YOUR INSTRUCTIONS:
Leave out the pictures and repeat everything else in the records exactly.

::::::

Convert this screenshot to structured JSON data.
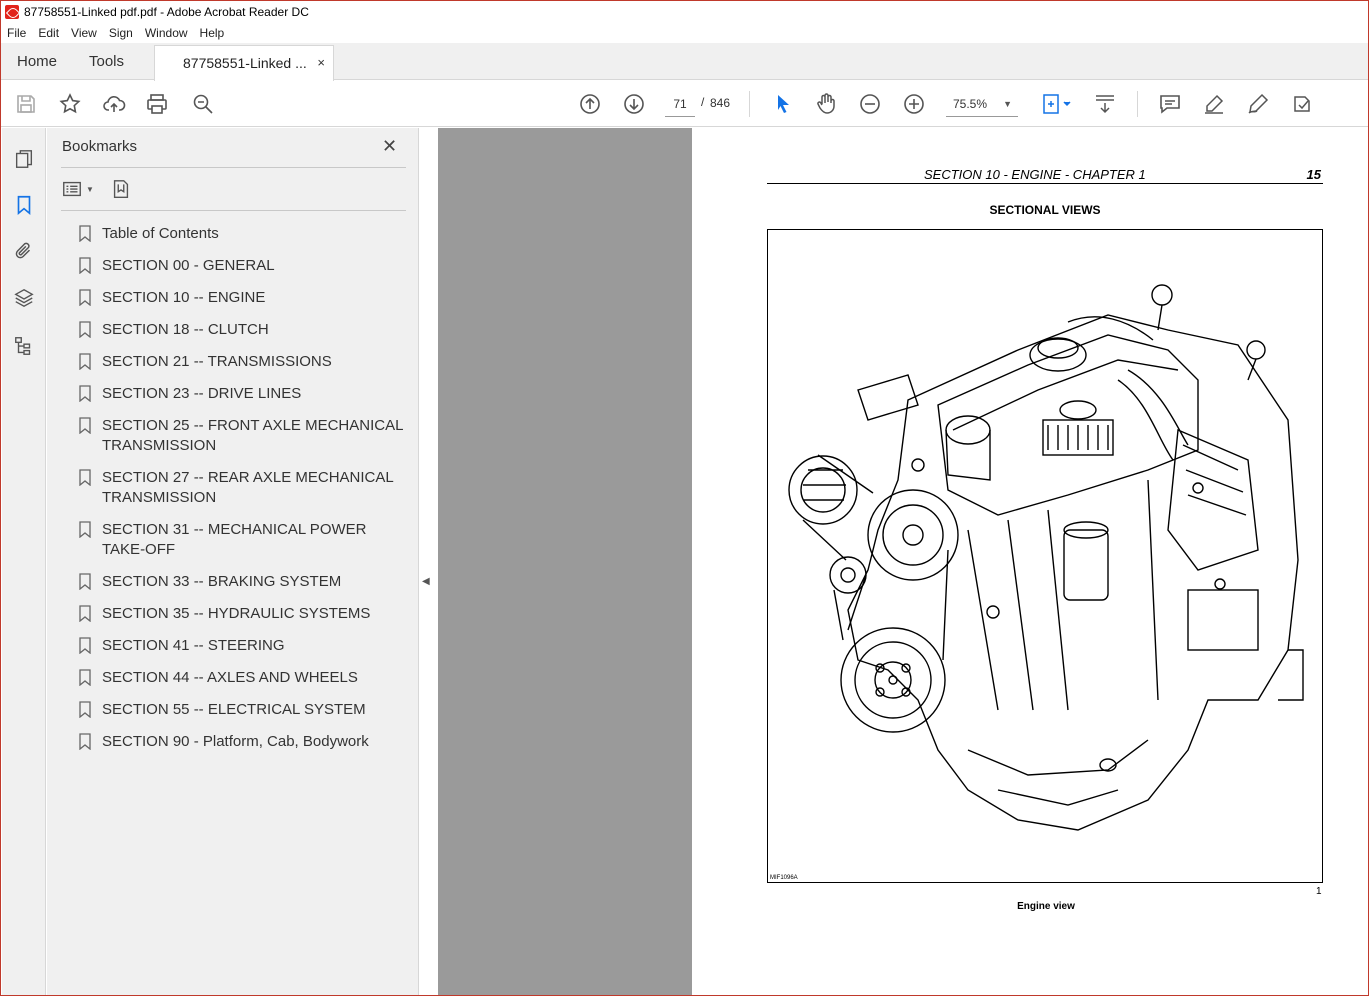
{
  "window": {
    "title": "87758551-Linked pdf.pdf - Adobe Acrobat Reader DC"
  },
  "menu": [
    "File",
    "Edit",
    "View",
    "Sign",
    "Window",
    "Help"
  ],
  "tabs": {
    "home": "Home",
    "tools": "Tools",
    "document": "87758551-Linked ...",
    "close": "×"
  },
  "toolbar": {
    "page_current": "71",
    "page_separator": "/",
    "page_total": "846",
    "zoom": "75.5%"
  },
  "bookmarks": {
    "title": "Bookmarks",
    "close": "✕",
    "items": [
      "Table of Contents",
      "SECTION 00 - GENERAL",
      "SECTION 10 -- ENGINE",
      "SECTION 18 -- CLUTCH",
      "SECTION 21 -- TRANSMISSIONS",
      "SECTION 23 -- DRIVE LINES",
      "SECTION 25 -- FRONT AXLE MECHANICAL TRANSMISSION",
      "SECTION 27 -- REAR AXLE MECHANICAL TRANSMISSION",
      "SECTION 31 -- MECHANICAL POWER TAKE-OFF",
      "SECTION 33 -- BRAKING SYSTEM",
      "SECTION 35 -- HYDRAULIC SYSTEMS",
      "SECTION 41 -- STEERING",
      "SECTION 44 -- AXLES AND WHEELS",
      "SECTION 55 -- ELECTRICAL SYSTEM",
      "SECTION 90 - Platform, Cab, Bodywork"
    ]
  },
  "page": {
    "section_header": "SECTION 10 - ENGINE - CHAPTER 1",
    "page_number": "15",
    "heading": "SECTIONAL VIEWS",
    "figure_code": "MIF1096A",
    "figure_number": "1",
    "caption": "Engine view"
  },
  "colors": {
    "accent_blue": "#1473e6",
    "doc_background": "#9a9a9a",
    "panel_bg": "#f0f0f0",
    "window_border": "#c0392b"
  }
}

::::::

ANSWER TO THE PROBLEM:
Convert this screenshot to structured JSON data.
{
  "window": {
    "title": "87758551-Linked pdf.pdf - Adobe Acrobat Reader DC"
  },
  "menu": [
    "File",
    "Edit",
    "View",
    "Sign",
    "Window",
    "Help"
  ],
  "tabs": {
    "home": "Home",
    "tools": "Tools",
    "document": "87758551-Linked ...",
    "close": "×"
  },
  "toolbar": {
    "page_current": "71",
    "page_separator": "/",
    "page_total": "846",
    "zoom": "75.5%"
  },
  "bookmarks": {
    "title": "Bookmarks",
    "close": "✕",
    "items": [
      "Table of Contents",
      "SECTION 00 - GENERAL",
      "SECTION 10 -- ENGINE",
      "SECTION 18 -- CLUTCH",
      "SECTION 21 -- TRANSMISSIONS",
      "SECTION 23 -- DRIVE LINES",
      "SECTION 25 -- FRONT AXLE MECHANICAL TRANSMISSION",
      "SECTION 27 -- REAR AXLE MECHANICAL TRANSMISSION",
      "SECTION 31 -- MECHANICAL POWER TAKE-OFF",
      "SECTION 33 -- BRAKING SYSTEM",
      "SECTION 35 -- HYDRAULIC SYSTEMS",
      "SECTION 41 -- STEERING",
      "SECTION 44 -- AXLES AND WHEELS",
      "SECTION 55 -- ELECTRICAL SYSTEM",
      "SECTION 90 - Platform, Cab, Bodywork"
    ]
  },
  "page": {
    "section_header": "SECTION 10 - ENGINE - CHAPTER 1",
    "page_number": "15",
    "heading": "SECTIONAL VIEWS",
    "figure_code": "MIF1096A",
    "figure_number": "1",
    "caption": "Engine view"
  },
  "colors": {
    "accent_blue": "#1473e6",
    "doc_background": "#9a9a9a",
    "panel_bg": "#f0f0f0",
    "window_border": "#c0392b"
  }
}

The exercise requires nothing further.